Record set.
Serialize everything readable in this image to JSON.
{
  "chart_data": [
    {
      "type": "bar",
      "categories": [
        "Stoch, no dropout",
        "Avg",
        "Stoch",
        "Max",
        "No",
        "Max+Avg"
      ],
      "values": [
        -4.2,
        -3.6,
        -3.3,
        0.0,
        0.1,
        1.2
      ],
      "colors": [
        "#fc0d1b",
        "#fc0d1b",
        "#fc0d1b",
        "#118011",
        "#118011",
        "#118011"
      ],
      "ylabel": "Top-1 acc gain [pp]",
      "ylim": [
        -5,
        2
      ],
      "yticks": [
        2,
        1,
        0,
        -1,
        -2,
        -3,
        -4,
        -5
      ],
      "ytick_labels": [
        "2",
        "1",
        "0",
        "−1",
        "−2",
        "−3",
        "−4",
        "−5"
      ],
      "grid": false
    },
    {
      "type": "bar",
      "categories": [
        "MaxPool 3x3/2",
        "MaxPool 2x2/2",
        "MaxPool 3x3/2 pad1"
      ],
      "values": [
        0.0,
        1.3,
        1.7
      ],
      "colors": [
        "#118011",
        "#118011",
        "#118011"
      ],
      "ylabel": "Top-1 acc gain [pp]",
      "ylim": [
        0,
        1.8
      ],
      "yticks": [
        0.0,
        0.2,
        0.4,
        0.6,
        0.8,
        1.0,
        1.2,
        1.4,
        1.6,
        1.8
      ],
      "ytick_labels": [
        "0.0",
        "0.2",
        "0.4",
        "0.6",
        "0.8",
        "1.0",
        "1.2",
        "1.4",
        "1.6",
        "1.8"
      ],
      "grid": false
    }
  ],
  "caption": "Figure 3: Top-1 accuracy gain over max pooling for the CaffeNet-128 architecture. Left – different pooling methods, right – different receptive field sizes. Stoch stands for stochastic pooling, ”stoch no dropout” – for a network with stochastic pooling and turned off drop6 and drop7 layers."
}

Required task. Repeat the entries above exactly, leaving nothing out.

The answer.
Serialize everything readable in this image to JSON.
{
  "chart_data": [
    {
      "type": "bar",
      "categories": [
        "Stoch, no dropout",
        "Avg",
        "Stoch",
        "Max",
        "No",
        "Max+Avg"
      ],
      "values": [
        -4.2,
        -3.6,
        -3.3,
        0.0,
        0.1,
        1.2
      ],
      "colors": [
        "#fc0d1b",
        "#fc0d1b",
        "#fc0d1b",
        "#118011",
        "#118011",
        "#118011"
      ],
      "ylabel": "Top-1 acc gain [pp]",
      "ylim": [
        -5,
        2
      ],
      "yticks": [
        2,
        1,
        0,
        -1,
        -2,
        -3,
        -4,
        -5
      ],
      "ytick_labels": [
        "2",
        "1",
        "0",
        "−1",
        "−2",
        "−3",
        "−4",
        "−5"
      ],
      "grid": false
    },
    {
      "type": "bar",
      "categories": [
        "MaxPool 3x3/2",
        "MaxPool 2x2/2",
        "MaxPool 3x3/2 pad1"
      ],
      "values": [
        0.0,
        1.3,
        1.7
      ],
      "colors": [
        "#118011",
        "#118011",
        "#118011"
      ],
      "ylabel": "Top-1 acc gain [pp]",
      "ylim": [
        0,
        1.8
      ],
      "yticks": [
        0.0,
        0.2,
        0.4,
        0.6,
        0.8,
        1.0,
        1.2,
        1.4,
        1.6,
        1.8
      ],
      "ytick_labels": [
        "0.0",
        "0.2",
        "0.4",
        "0.6",
        "0.8",
        "1.0",
        "1.2",
        "1.4",
        "1.6",
        "1.8"
      ],
      "grid": false
    }
  ],
  "caption": "Figure 3: Top-1 accuracy gain over max pooling for the CaffeNet-128 architecture. Left – different pooling methods, right – different receptive field sizes. Stoch stands for stochastic pooling, ”stoch no dropout” – for a network with stochastic pooling and turned off drop6 and drop7 layers."
}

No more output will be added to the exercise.